**Task to complete**
Write the records out again exactly, leaving no images in.

**Collection entries**
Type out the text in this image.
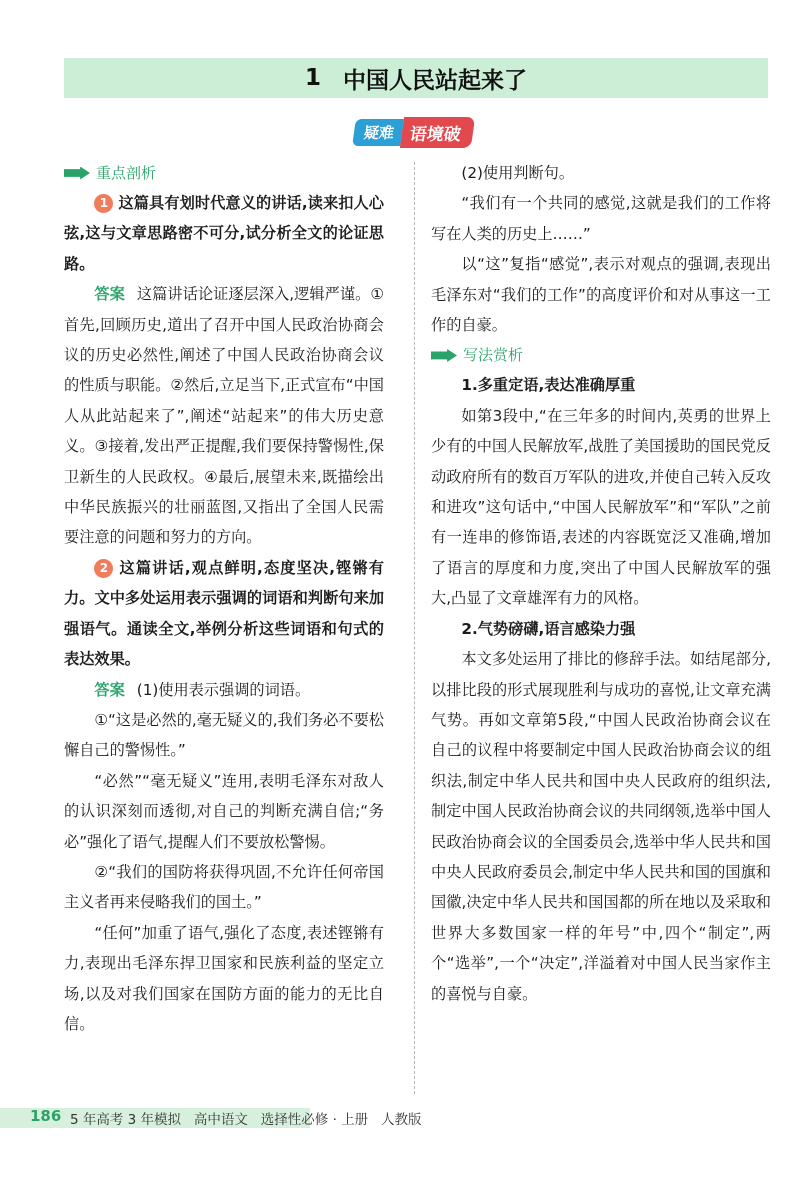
1 中国人民站起来了
疑难 语境破
重点剖析

1 这篇具有划时代意义的讲话,读来扣人心弦,这与文章思路密不可分,试分析全文的论证思路。

答案 这篇讲话论证逐层深入,逻辑严谨。①首先,回顾历史,道出了召开中国人民政治协商会议的历史必然性,阐述了中国人民政治协商会议的性质与职能。②然后,立足当下,正式宣布“中国人从此站起来了”,阐述“站起来”的伟大历史意义。③接着,发出严正提醒,我们要保持警惕性,保卫新生的人民政权。④最后,展望未来,既描绘出中华民族振兴的壮丽蓝图,又指出了全国人民需要注意的问题和努力的方向。

2 这篇讲话,观点鲜明,态度坚决,铿锵有力。文中多处运用表示强调的词语和判断句来加强语气。通读全文,举例分析这些词语和句式的表达效果。

答案 (1)使用表示强调的词语。

①“这是必然的,毫无疑义的,我们务必不要松懈自己的警惕性。”

“必然”“毫无疑义”连用,表明毛泽东对敌人的认识深刻而透彻,对自己的判断充满自信;“务必”强化了语气,提醒人们不要放松警惕。

②“我们的国防将获得巩固,不允许任何帝国主义者再来侵略我们的国土。”

“任何”加重了语气,强化了态度,表述铿锵有力,表现出毛泽东捍卫国家和民族利益的坚定立场,以及对我们国家在国防方面的能力的无比自信。

(2)使用判断句。

“我们有一个共同的感觉,这就是我们的工作将写在人类的历史上……”

以“这”复指“感觉”,表示对观点的强调,表现出毛泽东对“我们的工作”的高度评价和对从事这一工作的自豪。

写法赏析

1.多重定语,表达准确厚重

如第3段中,“在三年多的时间内,英勇的世界上少有的中国人民解放军,战胜了美国援助的国民党反动政府所有的数百万军队的进攻,并使自己转入反攻和进攻”这句话中,“中国人民解放军”和“军队”之前有一连串的修饰语,表述的内容既宽泛又准确,增加了语言的厚度和力度,突出了中国人民解放军的强大,凸显了文章雄浑有力的风格。

2.气势磅礴,语言感染力强

本文多处运用了排比的修辞手法。如结尾部分,以排比段的形式展现胜利与成功的喜悦,让文章充满气势。再如文章第5段,“中国人民政治协商会议在自己的议程中将要制定中国人民政治协商会议的组织法,制定中华人民共和国中央人民政府的组织法,制定中国人民政治协商会议的共同纲领,选举中国人民政治协商会议的全国委员会,选举中华人民共和国中央人民政府委员会,制定中华人民共和国的国旗和国徽,决定中华人民共和国国都的所在地以及采取和世界大多数国家一样的年号”中,四个“制定”,两个“选举”,一个“决定”,洋溢着对中国人民当家作主的喜悦与自豪。

186 5 年高考 3 年模拟   高中语文   选择性必修 · 上册   人教版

**Written response**
Type out the text in this image.
1 中国人民站起来了
疑难 语境破
重点剖析

1 这篇具有划时代意义的讲话,读来扣人心弦,这与文章思路密不可分,试分析全文的论证思路。

答案 这篇讲话论证逐层深入,逻辑严谨。①首先,回顾历史,道出了召开中国人民政治协商会议的历史必然性,阐述了中国人民政治协商会议的性质与职能。②然后,立足当下,正式宣布“中国人从此站起来了”,阐述“站起来”的伟大历史意义。③接着,发出严正提醒,我们要保持警惕性,保卫新生的人民政权。④最后,展望未来,既描绘出中华民族振兴的壮丽蓝图,又指出了全国人民需要注意的问题和努力的方向。

2 这篇讲话,观点鲜明,态度坚决,铿锵有力。文中多处运用表示强调的词语和判断句来加强语气。通读全文,举例分析这些词语和句式的表达效果。

答案 (1)使用表示强调的词语。

①“这是必然的,毫无疑义的,我们务必不要松懈自己的警惕性。”

“必然”“毫无疑义”连用,表明毛泽东对敌人的认识深刻而透彻,对自己的判断充满自信;“务必”强化了语气,提醒人们不要放松警惕。

②“我们的国防将获得巩固,不允许任何帝国主义者再来侵略我们的国土。”

“任何”加重了语气,强化了态度,表述铿锵有力,表现出毛泽东捍卫国家和民族利益的坚定立场,以及对我们国家在国防方面的能力的无比自信。

(2)使用判断句。

“我们有一个共同的感觉,这就是我们的工作将写在人类的历史上……”

以“这”复指“感觉”,表示对观点的强调,表现出毛泽东对“我们的工作”的高度评价和对从事这一工作的自豪。

写法赏析

1.多重定语,表达准确厚重

如第3段中,“在三年多的时间内,英勇的世界上少有的中国人民解放军,战胜了美国援助的国民党反动政府所有的数百万军队的进攻,并使自己转入反攻和进攻”这句话中,“中国人民解放军”和“军队”之前有一连串的修饰语,表述的内容既宽泛又准确,增加了语言的厚度和力度,突出了中国人民解放军的强大,凸显了文章雄浑有力的风格。

2.气势磅礴,语言感染力强

本文多处运用了排比的修辞手法。如结尾部分,以排比段的形式展现胜利与成功的喜悦,让文章充满气势。再如文章第5段,“中国人民政治协商会议在自己的议程中将要制定中国人民政治协商会议的组织法,制定中华人民共和国中央人民政府的组织法,制定中国人民政治协商会议的共同纲领,选举中国人民政治协商会议的全国委员会,选举中华人民共和国中央人民政府委员会,制定中华人民共和国的国旗和国徽,决定中华人民共和国国都的所在地以及采取和世界大多数国家一样的年号”中,四个“制定”,两个“选举”,一个“决定”,洋溢着对中国人民当家作主的喜悦与自豪。

186 5 年高考 3 年模拟   高中语文   选择性必修 · 上册   人教版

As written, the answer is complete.